_What you are asked to do:_ Select every line below containing the word "source".

[Begin]

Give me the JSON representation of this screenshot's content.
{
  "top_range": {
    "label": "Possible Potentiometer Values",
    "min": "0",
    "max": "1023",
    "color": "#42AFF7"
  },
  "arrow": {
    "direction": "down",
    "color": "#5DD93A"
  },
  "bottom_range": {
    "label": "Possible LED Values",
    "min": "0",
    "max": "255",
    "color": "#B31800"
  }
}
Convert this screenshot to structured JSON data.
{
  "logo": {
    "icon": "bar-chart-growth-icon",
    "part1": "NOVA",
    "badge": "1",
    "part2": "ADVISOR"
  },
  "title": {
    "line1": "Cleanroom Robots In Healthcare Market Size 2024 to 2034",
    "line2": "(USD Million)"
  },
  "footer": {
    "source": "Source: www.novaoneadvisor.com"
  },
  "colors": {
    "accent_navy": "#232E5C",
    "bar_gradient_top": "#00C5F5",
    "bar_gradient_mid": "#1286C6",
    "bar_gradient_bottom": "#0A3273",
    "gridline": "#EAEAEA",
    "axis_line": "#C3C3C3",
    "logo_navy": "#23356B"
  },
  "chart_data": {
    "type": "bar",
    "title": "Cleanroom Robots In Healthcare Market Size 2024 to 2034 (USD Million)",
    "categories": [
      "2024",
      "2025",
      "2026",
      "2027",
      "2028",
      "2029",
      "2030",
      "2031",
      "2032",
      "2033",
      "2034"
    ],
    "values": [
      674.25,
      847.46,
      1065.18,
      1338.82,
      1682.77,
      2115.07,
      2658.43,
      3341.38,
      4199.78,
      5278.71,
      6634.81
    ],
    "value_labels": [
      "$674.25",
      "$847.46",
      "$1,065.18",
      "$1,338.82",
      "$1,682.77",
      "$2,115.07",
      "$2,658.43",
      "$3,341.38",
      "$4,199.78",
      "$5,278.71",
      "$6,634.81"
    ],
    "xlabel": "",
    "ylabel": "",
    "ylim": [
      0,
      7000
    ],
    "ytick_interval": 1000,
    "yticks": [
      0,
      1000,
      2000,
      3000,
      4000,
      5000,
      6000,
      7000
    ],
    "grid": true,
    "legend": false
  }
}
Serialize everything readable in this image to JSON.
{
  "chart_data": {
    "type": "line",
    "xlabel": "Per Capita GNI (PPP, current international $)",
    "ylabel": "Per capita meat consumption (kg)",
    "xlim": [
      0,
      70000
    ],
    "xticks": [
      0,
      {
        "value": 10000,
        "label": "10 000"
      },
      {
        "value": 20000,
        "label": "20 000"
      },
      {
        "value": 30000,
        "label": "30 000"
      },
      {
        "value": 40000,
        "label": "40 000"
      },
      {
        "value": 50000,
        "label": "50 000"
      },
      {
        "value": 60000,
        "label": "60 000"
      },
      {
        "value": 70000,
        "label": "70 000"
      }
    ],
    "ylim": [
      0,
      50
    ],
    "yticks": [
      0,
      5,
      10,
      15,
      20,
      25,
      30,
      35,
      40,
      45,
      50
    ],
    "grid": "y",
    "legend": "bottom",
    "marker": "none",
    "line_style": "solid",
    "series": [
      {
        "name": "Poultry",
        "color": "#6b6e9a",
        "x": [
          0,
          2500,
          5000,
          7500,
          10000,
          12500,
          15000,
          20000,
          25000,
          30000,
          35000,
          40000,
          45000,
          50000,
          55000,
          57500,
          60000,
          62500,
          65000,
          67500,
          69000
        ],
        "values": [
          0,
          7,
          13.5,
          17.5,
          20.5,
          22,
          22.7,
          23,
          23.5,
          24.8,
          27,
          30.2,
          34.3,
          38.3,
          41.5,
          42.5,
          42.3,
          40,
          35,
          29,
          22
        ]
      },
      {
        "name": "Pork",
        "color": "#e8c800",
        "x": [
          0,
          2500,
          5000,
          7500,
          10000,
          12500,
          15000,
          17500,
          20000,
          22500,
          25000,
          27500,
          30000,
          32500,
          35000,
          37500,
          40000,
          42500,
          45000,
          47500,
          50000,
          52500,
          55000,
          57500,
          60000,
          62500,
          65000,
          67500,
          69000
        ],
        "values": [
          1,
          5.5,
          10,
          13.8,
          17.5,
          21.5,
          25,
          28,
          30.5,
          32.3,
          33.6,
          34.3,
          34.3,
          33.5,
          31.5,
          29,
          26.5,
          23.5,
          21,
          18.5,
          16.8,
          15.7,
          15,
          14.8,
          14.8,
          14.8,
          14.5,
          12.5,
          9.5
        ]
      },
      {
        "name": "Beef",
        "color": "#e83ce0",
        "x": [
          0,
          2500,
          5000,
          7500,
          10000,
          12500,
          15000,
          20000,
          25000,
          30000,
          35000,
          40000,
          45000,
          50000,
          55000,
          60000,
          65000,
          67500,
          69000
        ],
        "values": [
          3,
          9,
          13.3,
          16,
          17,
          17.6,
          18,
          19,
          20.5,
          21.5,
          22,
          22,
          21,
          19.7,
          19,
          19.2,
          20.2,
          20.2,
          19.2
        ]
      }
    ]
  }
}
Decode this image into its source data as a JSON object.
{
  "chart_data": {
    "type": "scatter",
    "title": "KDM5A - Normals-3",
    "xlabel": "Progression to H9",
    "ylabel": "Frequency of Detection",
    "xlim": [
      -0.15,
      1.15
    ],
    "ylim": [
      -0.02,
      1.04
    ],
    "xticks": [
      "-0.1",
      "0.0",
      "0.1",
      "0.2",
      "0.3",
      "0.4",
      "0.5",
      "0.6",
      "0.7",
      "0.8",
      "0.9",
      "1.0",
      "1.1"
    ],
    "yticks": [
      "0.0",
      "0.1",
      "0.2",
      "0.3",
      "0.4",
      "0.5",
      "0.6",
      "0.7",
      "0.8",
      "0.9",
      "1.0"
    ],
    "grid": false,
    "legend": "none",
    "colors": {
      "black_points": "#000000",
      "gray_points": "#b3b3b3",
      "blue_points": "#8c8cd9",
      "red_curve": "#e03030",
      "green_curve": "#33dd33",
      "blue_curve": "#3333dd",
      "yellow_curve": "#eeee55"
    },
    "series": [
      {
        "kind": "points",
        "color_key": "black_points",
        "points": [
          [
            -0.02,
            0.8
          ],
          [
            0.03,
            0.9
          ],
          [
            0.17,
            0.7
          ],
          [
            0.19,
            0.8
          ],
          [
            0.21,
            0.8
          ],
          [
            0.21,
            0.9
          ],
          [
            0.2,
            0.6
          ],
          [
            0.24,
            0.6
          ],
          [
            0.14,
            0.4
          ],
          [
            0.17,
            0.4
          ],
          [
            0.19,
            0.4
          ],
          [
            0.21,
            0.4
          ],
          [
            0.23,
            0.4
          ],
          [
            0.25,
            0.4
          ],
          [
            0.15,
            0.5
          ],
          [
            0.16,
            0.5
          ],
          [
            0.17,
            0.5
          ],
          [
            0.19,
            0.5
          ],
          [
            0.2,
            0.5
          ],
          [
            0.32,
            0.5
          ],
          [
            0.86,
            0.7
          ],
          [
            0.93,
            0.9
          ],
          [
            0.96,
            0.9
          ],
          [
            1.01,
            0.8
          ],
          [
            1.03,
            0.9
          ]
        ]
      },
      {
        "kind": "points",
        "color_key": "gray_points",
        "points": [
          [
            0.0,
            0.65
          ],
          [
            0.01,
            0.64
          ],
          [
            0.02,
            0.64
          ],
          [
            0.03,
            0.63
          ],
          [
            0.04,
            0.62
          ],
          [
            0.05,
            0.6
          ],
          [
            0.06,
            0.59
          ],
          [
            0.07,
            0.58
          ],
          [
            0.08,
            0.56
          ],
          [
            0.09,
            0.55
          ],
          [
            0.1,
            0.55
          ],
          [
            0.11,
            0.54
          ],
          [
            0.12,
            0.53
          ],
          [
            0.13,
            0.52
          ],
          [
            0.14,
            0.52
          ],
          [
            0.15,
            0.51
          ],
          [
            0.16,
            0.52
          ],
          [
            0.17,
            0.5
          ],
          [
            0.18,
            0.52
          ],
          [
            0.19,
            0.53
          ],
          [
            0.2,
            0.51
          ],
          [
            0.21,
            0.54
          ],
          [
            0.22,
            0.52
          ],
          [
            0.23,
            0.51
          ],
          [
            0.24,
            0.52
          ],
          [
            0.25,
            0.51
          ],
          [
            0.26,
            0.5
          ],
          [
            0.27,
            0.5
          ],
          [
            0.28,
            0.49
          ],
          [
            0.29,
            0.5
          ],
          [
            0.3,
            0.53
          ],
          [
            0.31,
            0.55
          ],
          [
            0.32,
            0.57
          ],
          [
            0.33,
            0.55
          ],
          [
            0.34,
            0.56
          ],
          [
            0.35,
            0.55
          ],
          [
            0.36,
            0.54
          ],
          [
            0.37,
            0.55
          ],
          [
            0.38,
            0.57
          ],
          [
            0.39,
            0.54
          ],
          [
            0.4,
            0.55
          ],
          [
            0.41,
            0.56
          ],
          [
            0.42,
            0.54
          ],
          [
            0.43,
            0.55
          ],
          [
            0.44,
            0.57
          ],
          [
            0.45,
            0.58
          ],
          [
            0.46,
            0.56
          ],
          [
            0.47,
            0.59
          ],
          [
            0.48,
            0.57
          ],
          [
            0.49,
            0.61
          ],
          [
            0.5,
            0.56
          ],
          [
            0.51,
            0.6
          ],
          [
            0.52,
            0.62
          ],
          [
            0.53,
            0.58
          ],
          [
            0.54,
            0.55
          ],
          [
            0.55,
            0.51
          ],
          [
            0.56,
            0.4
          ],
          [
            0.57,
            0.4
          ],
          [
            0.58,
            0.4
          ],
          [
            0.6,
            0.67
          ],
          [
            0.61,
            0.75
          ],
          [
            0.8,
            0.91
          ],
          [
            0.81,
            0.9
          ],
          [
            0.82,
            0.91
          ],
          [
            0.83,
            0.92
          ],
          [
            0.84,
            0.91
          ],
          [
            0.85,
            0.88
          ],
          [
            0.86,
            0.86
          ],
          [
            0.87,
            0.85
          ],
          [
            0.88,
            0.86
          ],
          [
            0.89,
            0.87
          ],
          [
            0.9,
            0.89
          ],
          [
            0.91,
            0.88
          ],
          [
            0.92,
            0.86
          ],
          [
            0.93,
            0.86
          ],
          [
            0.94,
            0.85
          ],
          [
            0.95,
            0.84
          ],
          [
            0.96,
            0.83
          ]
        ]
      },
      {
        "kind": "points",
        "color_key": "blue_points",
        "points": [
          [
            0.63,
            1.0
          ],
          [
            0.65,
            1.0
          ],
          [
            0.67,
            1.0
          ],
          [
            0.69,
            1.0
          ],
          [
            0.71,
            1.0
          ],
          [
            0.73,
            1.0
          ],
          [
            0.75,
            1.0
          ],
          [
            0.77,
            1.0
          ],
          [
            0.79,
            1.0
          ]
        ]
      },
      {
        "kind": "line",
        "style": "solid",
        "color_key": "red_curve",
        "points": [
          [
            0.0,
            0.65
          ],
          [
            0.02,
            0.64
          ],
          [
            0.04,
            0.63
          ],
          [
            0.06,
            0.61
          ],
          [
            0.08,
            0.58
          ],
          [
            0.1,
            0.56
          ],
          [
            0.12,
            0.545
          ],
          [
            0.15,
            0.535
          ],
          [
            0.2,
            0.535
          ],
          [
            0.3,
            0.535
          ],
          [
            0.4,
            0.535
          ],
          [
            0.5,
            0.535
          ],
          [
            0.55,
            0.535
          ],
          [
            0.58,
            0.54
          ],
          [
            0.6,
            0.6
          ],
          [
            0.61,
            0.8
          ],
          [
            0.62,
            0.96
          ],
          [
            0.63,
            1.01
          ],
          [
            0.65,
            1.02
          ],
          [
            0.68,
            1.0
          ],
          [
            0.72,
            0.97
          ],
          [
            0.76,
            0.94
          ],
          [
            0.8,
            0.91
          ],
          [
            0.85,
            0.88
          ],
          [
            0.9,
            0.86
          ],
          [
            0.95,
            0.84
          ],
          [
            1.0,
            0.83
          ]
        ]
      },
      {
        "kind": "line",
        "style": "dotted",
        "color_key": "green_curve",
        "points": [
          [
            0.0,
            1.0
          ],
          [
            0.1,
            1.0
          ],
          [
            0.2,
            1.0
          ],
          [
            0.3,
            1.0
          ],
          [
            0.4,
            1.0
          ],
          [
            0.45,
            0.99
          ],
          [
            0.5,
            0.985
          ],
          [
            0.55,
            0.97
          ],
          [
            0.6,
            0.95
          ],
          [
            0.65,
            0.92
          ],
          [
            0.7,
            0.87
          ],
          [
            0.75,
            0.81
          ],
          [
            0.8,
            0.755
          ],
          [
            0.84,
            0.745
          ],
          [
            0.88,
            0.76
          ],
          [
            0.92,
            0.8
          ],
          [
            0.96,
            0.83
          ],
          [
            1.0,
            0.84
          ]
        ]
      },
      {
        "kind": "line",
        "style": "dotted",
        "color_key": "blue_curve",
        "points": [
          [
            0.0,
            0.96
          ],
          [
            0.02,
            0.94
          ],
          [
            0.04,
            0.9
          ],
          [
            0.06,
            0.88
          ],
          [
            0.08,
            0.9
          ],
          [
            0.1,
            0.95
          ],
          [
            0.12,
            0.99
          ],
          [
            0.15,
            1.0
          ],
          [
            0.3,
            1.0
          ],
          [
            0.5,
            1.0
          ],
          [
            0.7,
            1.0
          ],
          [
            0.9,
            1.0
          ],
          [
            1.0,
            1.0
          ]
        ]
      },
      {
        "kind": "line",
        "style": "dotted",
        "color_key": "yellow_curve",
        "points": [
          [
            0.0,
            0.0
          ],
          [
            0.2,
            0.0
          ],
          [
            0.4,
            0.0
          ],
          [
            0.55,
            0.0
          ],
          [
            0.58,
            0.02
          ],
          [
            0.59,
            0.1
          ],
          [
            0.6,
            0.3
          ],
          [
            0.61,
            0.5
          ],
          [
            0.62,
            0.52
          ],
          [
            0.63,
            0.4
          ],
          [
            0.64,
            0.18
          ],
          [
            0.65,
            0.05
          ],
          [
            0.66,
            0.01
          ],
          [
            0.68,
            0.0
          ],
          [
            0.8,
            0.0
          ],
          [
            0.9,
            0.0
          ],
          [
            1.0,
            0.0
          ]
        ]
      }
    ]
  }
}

[End]

_Full answer:_
    "source": "Source: www.novaoneadvisor.com"
Decode this image into its source data as a JSON object.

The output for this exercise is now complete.